**TASK DIRECTIONS**
Give the number of lines holding the string "this", and nothing else.

**DATA FOR THE TASK**
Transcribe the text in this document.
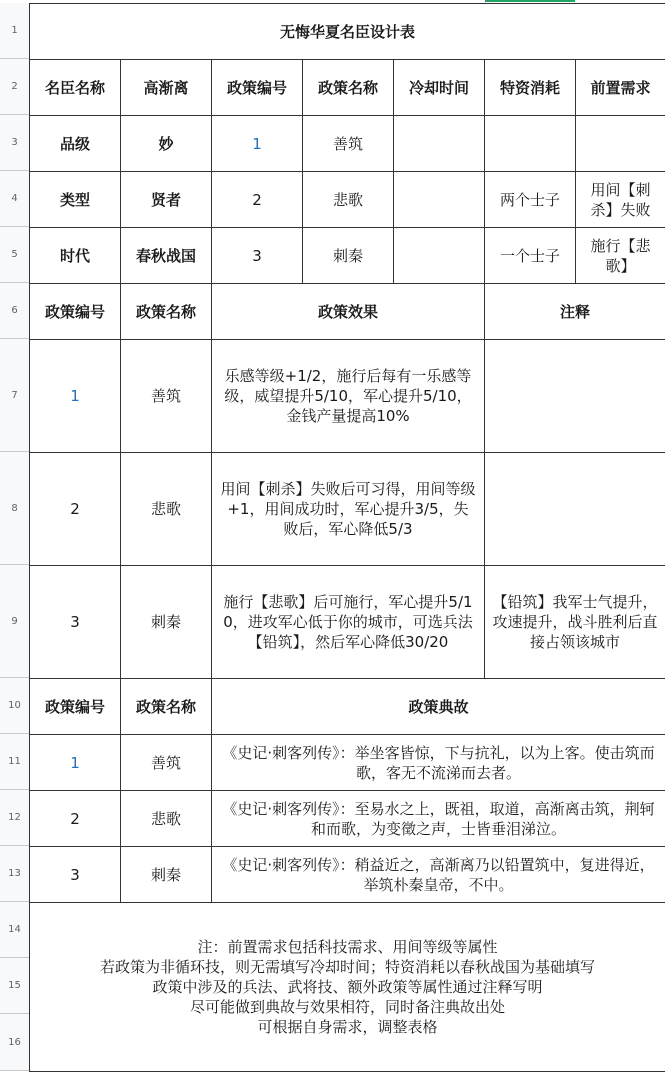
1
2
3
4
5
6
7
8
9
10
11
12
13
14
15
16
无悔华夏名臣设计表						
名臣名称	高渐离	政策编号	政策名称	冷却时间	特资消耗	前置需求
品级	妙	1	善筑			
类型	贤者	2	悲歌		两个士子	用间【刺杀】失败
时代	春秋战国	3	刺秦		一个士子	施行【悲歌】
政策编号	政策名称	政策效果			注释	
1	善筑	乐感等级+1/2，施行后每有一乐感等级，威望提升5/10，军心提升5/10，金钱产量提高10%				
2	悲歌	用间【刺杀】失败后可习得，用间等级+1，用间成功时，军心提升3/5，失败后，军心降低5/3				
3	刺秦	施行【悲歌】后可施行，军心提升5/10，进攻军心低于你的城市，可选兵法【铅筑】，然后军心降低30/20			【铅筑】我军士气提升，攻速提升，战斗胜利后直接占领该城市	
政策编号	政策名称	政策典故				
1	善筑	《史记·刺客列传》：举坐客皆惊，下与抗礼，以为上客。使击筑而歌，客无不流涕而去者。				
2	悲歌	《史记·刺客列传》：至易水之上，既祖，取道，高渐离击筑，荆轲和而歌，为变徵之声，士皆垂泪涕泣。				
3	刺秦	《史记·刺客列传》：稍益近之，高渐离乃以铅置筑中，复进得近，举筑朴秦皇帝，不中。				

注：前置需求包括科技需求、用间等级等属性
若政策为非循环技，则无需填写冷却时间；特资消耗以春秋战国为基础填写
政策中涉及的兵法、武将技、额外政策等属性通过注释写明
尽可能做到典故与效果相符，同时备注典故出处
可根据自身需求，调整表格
==
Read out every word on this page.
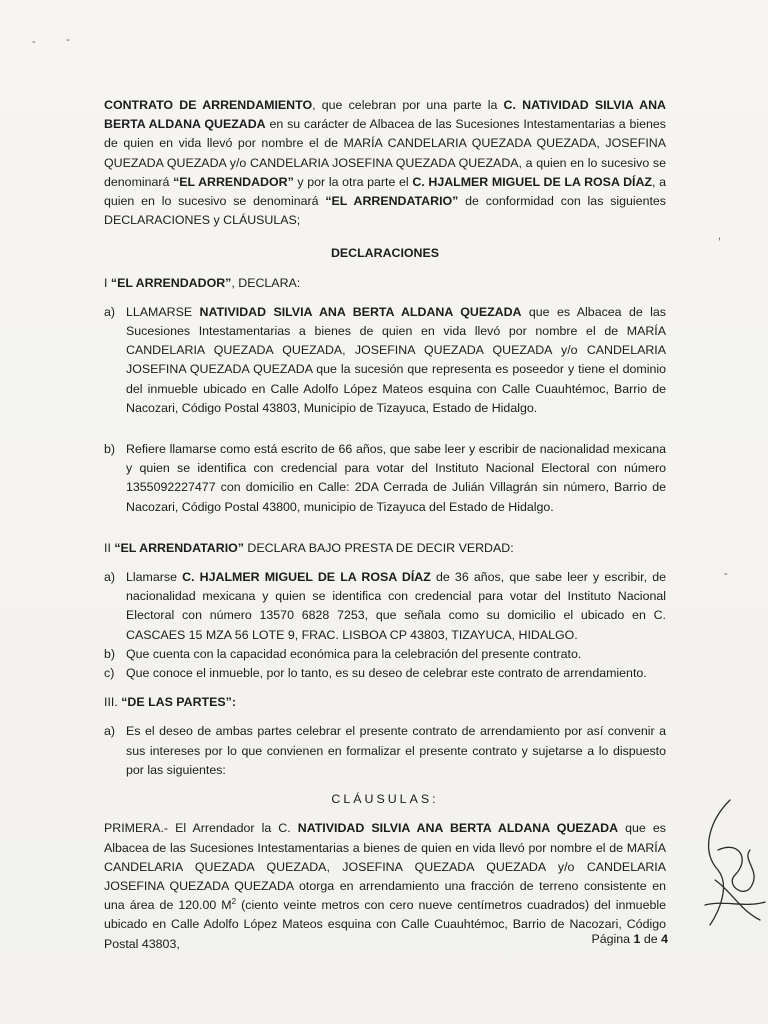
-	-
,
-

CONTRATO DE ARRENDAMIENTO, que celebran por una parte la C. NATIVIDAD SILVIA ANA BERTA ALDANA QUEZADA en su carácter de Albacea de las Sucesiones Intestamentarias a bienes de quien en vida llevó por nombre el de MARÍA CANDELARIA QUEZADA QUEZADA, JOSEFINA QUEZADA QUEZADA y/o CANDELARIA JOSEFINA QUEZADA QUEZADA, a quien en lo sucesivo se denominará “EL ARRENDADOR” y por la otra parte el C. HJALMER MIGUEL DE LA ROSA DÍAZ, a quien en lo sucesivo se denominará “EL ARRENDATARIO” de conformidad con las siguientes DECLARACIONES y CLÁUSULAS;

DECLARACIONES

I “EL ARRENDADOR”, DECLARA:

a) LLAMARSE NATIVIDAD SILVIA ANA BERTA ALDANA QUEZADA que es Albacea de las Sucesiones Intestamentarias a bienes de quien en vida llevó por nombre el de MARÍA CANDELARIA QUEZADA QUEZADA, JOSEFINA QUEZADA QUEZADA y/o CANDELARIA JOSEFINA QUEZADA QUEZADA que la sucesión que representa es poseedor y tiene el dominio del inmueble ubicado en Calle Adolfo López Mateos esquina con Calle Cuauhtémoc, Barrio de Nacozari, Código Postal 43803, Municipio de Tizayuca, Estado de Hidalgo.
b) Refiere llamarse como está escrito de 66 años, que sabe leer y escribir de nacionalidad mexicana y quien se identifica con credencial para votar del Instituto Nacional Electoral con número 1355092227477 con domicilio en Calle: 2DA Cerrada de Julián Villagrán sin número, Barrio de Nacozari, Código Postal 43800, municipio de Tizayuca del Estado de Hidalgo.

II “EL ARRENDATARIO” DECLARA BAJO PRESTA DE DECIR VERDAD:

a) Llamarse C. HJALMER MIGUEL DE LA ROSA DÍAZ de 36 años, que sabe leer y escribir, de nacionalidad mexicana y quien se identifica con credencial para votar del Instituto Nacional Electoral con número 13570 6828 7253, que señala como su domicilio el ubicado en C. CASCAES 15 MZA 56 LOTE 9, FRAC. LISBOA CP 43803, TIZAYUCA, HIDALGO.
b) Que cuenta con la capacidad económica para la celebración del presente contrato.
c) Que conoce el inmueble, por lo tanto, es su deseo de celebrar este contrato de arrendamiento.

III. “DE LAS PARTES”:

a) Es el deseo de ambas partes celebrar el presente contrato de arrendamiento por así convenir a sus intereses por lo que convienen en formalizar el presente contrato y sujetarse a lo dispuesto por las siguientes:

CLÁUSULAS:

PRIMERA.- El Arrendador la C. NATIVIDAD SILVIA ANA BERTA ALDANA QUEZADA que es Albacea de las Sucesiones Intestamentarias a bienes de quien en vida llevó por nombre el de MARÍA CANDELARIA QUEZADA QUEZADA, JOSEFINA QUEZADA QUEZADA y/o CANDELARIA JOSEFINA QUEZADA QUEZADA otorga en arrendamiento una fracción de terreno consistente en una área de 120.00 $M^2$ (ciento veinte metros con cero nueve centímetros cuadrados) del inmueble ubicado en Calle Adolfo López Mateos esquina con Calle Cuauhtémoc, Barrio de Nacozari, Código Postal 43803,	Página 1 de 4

**SOLUTION TO THE PROBLEM**
2